EXTRACTED MATERIAL
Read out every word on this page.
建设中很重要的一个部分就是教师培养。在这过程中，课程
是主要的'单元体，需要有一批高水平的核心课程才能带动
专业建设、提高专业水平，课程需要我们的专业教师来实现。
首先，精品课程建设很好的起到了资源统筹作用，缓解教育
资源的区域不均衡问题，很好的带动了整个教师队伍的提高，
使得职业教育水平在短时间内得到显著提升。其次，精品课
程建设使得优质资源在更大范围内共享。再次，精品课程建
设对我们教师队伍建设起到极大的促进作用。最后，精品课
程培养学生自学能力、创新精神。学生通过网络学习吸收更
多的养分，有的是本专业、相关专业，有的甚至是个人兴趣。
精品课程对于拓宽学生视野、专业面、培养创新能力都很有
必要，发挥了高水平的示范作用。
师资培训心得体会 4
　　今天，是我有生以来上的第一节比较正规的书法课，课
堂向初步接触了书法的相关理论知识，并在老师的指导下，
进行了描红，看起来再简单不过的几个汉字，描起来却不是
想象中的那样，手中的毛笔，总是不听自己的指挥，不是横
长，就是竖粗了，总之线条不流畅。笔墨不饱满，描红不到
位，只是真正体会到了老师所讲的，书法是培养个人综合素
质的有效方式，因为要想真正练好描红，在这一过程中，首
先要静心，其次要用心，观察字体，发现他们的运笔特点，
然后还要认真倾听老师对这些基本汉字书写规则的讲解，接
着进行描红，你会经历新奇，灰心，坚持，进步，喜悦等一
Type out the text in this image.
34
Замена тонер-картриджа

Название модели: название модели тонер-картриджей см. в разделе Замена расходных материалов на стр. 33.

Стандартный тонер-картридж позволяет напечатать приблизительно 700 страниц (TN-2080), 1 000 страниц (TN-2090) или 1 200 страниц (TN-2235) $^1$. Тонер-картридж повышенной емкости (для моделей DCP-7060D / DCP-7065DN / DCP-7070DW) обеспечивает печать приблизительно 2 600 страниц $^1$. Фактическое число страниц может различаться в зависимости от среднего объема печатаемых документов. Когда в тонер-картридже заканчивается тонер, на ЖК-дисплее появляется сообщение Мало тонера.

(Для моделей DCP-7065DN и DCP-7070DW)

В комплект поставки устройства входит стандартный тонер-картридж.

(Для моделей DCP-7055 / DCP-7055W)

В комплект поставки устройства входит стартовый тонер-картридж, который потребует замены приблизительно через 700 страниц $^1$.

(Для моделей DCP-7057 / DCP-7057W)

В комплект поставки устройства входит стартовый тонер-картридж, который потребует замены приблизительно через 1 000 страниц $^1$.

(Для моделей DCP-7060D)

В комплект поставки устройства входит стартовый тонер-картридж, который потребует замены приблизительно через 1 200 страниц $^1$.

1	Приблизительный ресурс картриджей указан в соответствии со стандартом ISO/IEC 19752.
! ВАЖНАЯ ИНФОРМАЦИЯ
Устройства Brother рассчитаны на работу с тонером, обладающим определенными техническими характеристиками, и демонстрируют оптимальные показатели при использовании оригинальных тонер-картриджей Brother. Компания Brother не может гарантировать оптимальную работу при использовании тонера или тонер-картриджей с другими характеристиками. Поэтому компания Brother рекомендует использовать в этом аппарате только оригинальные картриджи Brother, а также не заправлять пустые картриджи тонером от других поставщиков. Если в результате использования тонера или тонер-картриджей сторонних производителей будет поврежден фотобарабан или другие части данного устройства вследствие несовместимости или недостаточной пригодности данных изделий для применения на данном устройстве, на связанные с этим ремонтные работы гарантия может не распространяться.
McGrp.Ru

* * *

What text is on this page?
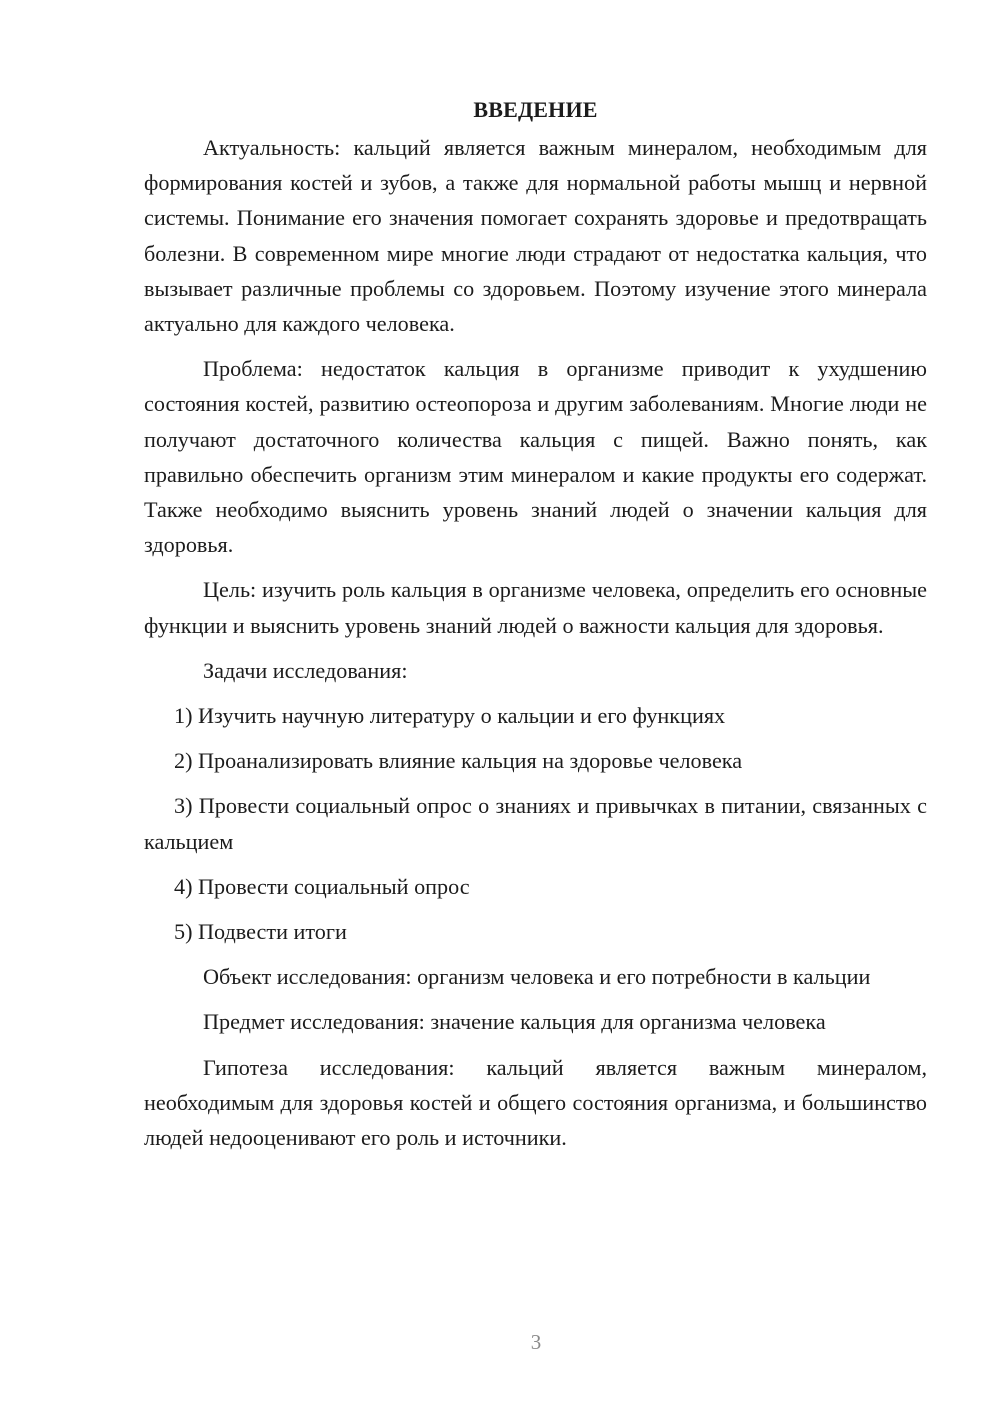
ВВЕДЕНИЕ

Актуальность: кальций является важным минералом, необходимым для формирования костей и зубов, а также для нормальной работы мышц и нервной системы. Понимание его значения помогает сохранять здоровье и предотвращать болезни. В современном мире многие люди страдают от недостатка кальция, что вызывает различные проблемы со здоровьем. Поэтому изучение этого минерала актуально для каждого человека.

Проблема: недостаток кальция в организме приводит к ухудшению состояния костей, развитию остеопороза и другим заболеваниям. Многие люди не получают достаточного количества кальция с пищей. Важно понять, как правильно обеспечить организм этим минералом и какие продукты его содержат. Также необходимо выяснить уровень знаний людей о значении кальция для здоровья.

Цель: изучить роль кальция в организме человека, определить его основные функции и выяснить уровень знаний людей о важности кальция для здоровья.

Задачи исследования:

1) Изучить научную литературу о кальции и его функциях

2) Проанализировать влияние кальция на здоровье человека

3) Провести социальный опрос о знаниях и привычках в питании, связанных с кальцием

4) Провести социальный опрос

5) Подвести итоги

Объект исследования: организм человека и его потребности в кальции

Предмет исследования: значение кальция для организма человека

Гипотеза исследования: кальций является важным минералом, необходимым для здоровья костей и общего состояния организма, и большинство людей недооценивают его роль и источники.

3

REQUEST
State the count of lines holding the string "роль" in the listing above, and nothing else.

WRITTEN SOLUTION
2